From the entries below, copy out every line with "temperature" in it.

__Structured figure records__
□ □ □ □ □ □ □

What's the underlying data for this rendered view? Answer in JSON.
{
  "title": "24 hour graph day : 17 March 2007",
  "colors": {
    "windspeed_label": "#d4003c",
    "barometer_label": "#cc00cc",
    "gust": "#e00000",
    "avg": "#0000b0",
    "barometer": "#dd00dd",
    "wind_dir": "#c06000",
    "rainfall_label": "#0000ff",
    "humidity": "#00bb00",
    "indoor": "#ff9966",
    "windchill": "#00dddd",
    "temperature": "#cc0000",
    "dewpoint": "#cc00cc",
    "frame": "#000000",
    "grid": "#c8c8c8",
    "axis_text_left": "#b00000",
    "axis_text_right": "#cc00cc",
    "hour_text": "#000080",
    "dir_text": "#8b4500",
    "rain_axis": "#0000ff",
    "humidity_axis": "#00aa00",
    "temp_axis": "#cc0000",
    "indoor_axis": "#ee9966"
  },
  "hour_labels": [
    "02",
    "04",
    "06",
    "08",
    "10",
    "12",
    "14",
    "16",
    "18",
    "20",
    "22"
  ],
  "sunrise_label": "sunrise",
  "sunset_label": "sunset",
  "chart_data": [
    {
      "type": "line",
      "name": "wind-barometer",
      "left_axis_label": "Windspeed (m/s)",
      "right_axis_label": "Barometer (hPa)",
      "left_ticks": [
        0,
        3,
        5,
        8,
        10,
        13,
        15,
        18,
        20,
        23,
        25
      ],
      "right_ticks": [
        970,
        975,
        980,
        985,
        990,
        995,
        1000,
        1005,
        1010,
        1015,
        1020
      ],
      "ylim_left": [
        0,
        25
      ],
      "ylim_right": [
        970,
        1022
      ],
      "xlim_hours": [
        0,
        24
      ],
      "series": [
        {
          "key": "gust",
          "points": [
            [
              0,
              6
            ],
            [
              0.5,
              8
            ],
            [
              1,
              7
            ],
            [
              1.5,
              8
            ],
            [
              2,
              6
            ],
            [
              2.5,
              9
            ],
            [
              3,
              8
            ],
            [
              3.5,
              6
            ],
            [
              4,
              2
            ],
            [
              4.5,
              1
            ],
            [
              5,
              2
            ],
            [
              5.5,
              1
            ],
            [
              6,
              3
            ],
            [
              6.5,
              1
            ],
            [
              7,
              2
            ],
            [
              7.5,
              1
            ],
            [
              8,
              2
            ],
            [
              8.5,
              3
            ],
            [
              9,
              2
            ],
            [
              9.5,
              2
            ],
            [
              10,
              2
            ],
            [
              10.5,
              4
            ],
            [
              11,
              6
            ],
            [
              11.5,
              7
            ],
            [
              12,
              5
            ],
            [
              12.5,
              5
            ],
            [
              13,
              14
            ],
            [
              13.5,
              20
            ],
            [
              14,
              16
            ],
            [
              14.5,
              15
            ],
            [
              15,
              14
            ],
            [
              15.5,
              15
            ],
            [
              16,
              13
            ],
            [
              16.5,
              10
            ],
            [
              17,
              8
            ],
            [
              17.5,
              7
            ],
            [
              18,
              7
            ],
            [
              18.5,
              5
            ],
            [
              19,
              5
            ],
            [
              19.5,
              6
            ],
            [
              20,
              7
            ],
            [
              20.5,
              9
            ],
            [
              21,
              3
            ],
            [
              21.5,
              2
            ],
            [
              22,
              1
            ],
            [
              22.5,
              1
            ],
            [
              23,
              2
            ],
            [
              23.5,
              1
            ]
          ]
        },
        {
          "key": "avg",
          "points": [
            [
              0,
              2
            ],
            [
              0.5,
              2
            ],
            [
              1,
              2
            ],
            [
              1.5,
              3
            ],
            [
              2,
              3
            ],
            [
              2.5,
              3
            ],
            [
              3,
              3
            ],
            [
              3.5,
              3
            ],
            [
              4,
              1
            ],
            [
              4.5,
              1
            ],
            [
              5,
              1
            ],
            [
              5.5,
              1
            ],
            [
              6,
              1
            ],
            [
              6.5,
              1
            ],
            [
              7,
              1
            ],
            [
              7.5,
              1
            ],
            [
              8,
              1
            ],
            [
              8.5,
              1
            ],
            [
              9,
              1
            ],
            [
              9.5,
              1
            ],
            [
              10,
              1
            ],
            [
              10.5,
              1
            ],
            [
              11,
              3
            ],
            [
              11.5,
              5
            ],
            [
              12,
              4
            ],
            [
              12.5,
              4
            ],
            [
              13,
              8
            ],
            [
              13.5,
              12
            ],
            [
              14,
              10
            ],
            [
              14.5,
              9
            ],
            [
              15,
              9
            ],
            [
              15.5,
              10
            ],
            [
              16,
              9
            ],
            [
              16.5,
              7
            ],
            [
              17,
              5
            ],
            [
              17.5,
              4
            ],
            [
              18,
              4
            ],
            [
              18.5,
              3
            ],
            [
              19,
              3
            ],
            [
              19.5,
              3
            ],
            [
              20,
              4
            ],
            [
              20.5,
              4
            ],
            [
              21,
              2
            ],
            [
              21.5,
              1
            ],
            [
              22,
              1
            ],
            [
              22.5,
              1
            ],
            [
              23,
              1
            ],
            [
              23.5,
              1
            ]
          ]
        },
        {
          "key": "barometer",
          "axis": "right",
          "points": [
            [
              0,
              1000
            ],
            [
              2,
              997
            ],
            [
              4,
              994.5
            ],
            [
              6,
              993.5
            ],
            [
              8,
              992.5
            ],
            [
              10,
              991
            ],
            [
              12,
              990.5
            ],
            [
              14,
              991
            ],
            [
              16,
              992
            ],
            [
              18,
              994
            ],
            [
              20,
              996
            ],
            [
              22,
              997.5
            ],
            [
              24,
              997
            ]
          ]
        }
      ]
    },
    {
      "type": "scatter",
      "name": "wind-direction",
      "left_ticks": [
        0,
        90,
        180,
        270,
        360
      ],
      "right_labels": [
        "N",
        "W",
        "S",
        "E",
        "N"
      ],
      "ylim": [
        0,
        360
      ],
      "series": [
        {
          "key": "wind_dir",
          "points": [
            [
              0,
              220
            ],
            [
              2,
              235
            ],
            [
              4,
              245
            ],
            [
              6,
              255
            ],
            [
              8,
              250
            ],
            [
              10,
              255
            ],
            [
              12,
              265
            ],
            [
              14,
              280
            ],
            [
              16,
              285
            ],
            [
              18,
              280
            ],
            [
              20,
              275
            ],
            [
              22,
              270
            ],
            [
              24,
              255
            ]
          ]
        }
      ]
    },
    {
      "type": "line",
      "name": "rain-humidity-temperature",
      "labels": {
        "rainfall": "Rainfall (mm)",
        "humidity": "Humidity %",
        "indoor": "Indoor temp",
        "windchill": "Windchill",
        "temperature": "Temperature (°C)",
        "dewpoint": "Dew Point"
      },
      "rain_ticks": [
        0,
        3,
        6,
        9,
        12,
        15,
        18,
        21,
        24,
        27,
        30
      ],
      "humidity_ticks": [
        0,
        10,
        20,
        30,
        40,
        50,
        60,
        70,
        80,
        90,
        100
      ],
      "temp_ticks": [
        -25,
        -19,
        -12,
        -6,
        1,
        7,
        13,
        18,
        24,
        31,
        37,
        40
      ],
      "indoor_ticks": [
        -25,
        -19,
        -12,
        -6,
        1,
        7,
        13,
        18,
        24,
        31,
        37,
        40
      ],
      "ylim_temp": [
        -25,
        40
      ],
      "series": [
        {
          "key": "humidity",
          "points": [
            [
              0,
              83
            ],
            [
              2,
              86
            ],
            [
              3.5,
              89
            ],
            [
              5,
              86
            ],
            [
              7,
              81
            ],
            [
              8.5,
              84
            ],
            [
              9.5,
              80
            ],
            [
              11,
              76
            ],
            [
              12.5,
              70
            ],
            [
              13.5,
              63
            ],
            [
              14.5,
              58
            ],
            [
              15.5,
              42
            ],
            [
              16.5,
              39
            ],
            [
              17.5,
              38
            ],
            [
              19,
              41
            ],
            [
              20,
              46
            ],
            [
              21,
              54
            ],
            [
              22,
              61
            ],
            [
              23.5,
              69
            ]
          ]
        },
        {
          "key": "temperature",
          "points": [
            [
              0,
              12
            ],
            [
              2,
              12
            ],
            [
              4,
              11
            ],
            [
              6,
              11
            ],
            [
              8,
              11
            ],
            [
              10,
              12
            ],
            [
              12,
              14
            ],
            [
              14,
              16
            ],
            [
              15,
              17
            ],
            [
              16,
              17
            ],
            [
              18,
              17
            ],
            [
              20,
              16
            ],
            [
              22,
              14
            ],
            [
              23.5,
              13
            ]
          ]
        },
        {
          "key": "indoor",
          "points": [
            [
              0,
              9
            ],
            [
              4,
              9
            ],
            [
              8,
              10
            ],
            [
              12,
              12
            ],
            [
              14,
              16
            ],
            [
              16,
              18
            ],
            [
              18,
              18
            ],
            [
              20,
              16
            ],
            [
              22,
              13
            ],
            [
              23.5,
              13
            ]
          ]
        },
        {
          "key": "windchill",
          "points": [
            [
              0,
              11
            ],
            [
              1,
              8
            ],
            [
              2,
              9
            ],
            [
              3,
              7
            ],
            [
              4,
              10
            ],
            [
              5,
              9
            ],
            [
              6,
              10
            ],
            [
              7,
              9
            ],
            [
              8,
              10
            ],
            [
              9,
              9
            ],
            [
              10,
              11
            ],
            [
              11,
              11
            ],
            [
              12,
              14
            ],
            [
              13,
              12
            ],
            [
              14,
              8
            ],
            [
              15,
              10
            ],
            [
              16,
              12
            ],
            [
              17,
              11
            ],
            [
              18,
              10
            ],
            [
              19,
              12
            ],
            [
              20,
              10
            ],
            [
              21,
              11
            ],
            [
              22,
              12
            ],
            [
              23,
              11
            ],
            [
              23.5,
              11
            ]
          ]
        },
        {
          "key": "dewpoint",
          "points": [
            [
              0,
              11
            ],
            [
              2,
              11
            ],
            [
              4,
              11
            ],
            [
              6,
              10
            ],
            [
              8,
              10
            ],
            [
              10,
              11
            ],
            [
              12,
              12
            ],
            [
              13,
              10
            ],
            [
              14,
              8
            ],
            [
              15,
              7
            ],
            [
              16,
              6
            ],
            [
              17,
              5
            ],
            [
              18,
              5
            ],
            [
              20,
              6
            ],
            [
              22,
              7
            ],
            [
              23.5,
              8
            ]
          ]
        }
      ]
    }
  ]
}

□ □ □ □ □ □ □

__Exercise response__
    "temperature": "#cc0000",
      "name": "rain-humidity-temperature",
        "temperature": "Temperature (°C)",
          "key": "temperature",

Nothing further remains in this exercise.